**INFORMATION SUPPLIED:**
##########

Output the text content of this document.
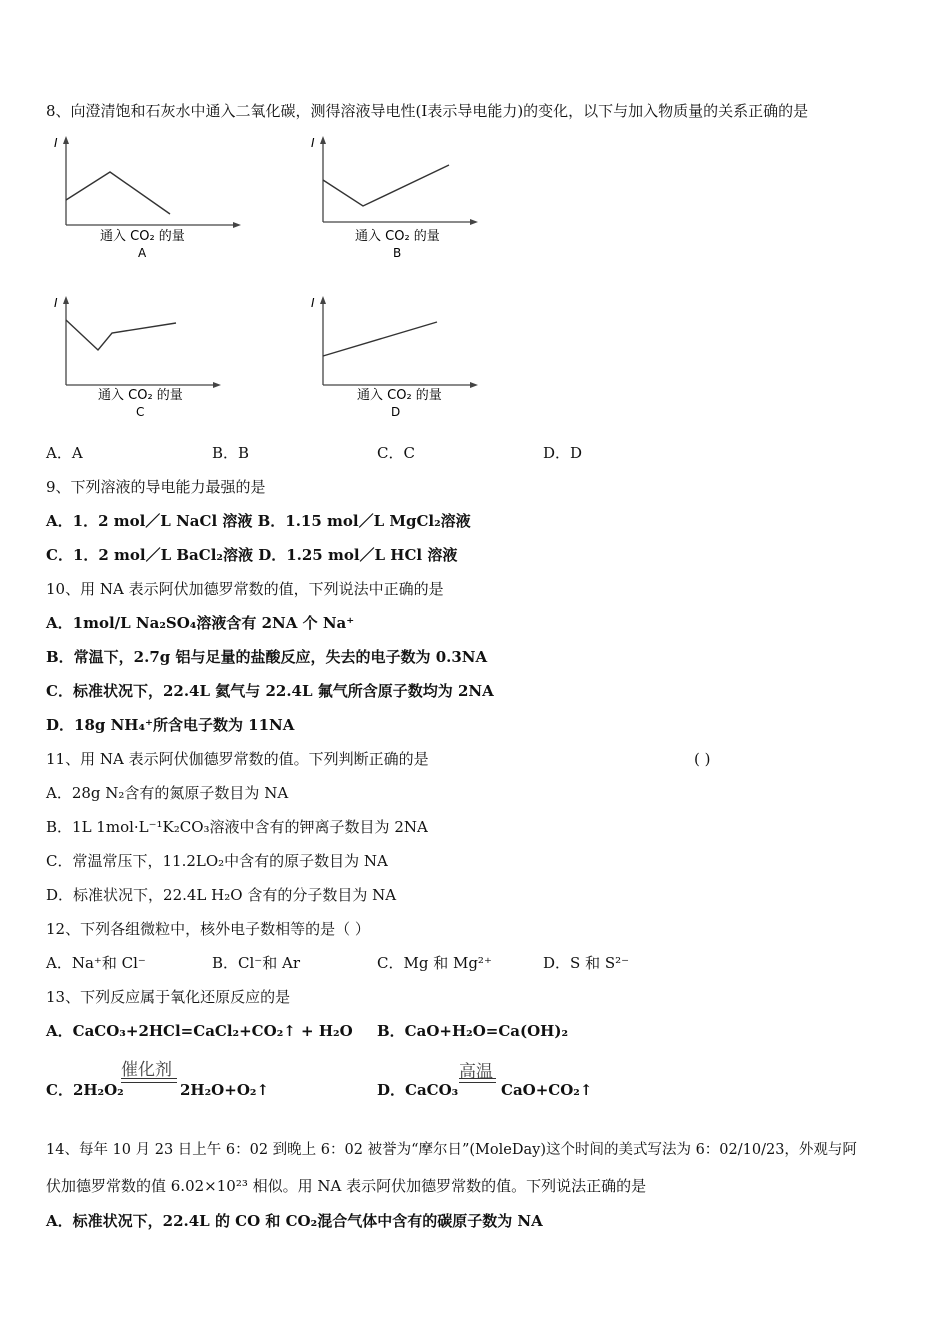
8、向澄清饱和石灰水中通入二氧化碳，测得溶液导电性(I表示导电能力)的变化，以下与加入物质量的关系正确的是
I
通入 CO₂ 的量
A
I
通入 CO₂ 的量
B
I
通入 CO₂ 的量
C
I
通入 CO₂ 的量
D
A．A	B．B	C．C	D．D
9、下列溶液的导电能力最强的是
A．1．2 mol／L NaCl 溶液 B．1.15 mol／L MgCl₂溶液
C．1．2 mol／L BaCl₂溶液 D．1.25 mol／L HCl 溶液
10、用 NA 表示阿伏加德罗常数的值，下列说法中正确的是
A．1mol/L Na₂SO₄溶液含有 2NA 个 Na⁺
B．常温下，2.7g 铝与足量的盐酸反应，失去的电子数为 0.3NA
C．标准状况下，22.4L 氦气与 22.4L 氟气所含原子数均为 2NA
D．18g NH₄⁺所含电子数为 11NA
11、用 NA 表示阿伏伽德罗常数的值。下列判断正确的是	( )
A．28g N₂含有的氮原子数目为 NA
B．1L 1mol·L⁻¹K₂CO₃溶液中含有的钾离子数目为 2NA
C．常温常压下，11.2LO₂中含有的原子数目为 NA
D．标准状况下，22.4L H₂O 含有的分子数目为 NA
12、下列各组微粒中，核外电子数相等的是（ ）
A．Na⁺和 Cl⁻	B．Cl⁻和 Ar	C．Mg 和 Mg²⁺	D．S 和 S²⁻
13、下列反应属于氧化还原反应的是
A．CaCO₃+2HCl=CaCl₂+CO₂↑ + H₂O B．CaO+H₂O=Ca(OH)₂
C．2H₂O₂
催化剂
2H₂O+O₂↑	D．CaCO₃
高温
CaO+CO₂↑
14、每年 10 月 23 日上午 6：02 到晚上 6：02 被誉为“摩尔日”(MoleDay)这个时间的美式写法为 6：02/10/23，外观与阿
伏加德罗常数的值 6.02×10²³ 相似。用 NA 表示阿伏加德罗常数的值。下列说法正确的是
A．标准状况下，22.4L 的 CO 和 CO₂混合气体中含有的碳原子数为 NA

##########

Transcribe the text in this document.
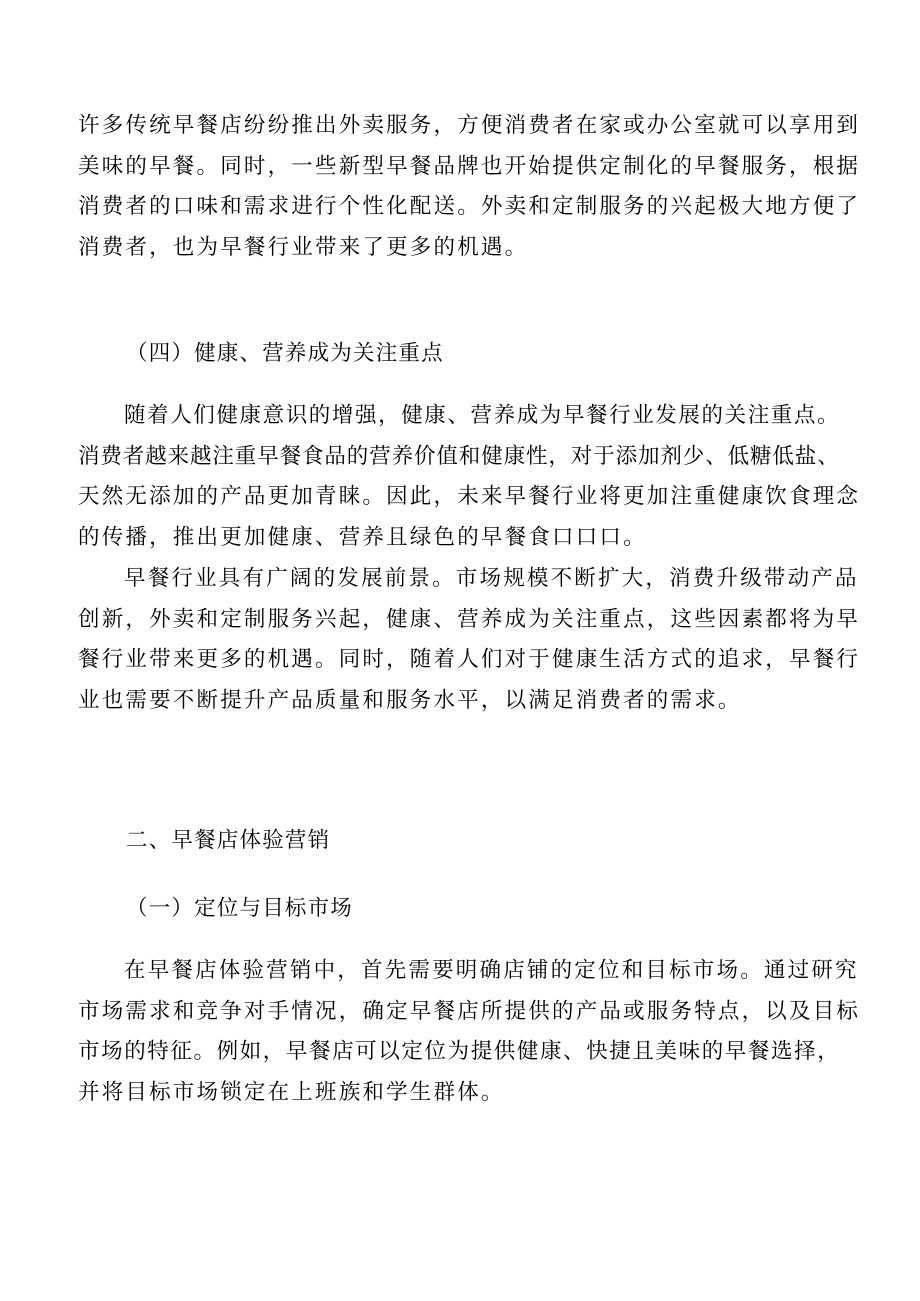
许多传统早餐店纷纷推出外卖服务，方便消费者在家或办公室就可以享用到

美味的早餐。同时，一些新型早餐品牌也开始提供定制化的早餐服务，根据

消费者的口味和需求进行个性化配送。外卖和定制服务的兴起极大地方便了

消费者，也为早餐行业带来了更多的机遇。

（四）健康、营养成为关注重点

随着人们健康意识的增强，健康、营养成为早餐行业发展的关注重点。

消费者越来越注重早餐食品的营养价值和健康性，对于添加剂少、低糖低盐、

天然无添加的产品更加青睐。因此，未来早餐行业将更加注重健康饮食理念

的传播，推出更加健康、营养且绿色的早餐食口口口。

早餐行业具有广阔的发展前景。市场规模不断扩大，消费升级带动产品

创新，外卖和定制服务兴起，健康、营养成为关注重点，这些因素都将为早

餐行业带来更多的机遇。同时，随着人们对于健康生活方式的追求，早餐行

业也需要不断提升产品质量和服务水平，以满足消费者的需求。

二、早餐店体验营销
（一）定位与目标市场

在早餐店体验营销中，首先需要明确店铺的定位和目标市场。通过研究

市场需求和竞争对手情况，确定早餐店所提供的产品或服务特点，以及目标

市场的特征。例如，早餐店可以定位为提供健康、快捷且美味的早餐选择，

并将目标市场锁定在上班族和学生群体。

##########

**WRITTEN REQUEST:**
In the entries above, count each line that holds "text". Give the total and nothing else.

**COMPLETED EXERCISE:**
2